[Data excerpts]

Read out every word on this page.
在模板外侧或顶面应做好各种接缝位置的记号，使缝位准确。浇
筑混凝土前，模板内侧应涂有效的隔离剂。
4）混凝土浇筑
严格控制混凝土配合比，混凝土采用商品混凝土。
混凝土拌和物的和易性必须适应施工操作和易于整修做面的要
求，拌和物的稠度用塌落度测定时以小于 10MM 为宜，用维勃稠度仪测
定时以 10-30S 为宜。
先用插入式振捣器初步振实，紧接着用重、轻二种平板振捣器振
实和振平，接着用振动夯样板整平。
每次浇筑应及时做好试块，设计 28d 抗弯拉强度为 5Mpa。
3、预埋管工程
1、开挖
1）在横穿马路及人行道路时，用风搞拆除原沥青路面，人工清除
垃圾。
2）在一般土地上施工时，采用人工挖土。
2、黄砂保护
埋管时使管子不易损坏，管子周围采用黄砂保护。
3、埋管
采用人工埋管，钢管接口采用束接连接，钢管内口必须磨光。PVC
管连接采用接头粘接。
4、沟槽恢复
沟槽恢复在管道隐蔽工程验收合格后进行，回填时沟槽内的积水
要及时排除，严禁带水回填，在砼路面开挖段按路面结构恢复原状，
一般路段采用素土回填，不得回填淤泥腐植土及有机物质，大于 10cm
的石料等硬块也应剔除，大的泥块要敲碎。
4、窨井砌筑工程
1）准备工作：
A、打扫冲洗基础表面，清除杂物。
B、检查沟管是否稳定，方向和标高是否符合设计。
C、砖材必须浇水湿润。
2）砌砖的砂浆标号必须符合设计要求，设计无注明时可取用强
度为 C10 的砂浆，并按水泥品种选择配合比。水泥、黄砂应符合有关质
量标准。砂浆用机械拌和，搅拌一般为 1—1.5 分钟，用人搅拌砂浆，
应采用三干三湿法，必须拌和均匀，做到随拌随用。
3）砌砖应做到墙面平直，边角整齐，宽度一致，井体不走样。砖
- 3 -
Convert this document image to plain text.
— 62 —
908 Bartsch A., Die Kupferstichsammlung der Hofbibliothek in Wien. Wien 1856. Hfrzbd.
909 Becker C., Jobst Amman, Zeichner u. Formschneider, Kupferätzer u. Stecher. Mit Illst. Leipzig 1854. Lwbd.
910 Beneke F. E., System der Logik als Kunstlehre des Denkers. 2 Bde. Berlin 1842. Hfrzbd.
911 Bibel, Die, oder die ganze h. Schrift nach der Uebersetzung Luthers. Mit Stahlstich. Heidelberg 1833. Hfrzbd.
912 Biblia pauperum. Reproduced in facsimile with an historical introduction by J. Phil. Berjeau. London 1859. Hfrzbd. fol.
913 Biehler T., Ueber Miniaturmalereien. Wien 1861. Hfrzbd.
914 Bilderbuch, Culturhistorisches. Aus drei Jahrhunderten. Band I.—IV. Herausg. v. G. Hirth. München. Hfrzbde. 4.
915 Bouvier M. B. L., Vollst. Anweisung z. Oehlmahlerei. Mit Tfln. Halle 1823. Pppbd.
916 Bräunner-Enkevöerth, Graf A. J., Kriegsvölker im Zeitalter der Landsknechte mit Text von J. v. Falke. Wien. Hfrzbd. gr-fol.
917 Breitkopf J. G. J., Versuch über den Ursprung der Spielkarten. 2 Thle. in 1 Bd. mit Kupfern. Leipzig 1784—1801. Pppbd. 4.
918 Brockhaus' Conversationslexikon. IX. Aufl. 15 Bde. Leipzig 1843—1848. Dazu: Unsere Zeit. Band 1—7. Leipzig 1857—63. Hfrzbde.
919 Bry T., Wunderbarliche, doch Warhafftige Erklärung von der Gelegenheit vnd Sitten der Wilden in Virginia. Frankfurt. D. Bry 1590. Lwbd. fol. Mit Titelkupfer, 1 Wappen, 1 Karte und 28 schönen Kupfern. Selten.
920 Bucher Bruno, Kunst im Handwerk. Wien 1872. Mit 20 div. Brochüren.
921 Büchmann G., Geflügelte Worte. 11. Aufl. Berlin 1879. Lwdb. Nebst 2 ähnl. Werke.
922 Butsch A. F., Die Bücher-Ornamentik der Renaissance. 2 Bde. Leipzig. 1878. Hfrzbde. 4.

Exercise description »
From the entries above, list each line with "Lwbd" in it.

Complete answer »
909 Becker C., Jobst Amman, Zeichner u. Formschneider, Kupferätzer u. Stecher. Mit Illst. Leipzig 1854. Lwbd.
919 Bry T., Wunderbarliche, doch Warhafftige Erklärung von der Gelegenheit vnd Sitten der Wilden in Virginia. Frankfurt. D. Bry 1590. Lwbd. fol. Mit Titelkupfer, 1 Wappen, 1 Karte und 28 schönen Kupfern. Selten.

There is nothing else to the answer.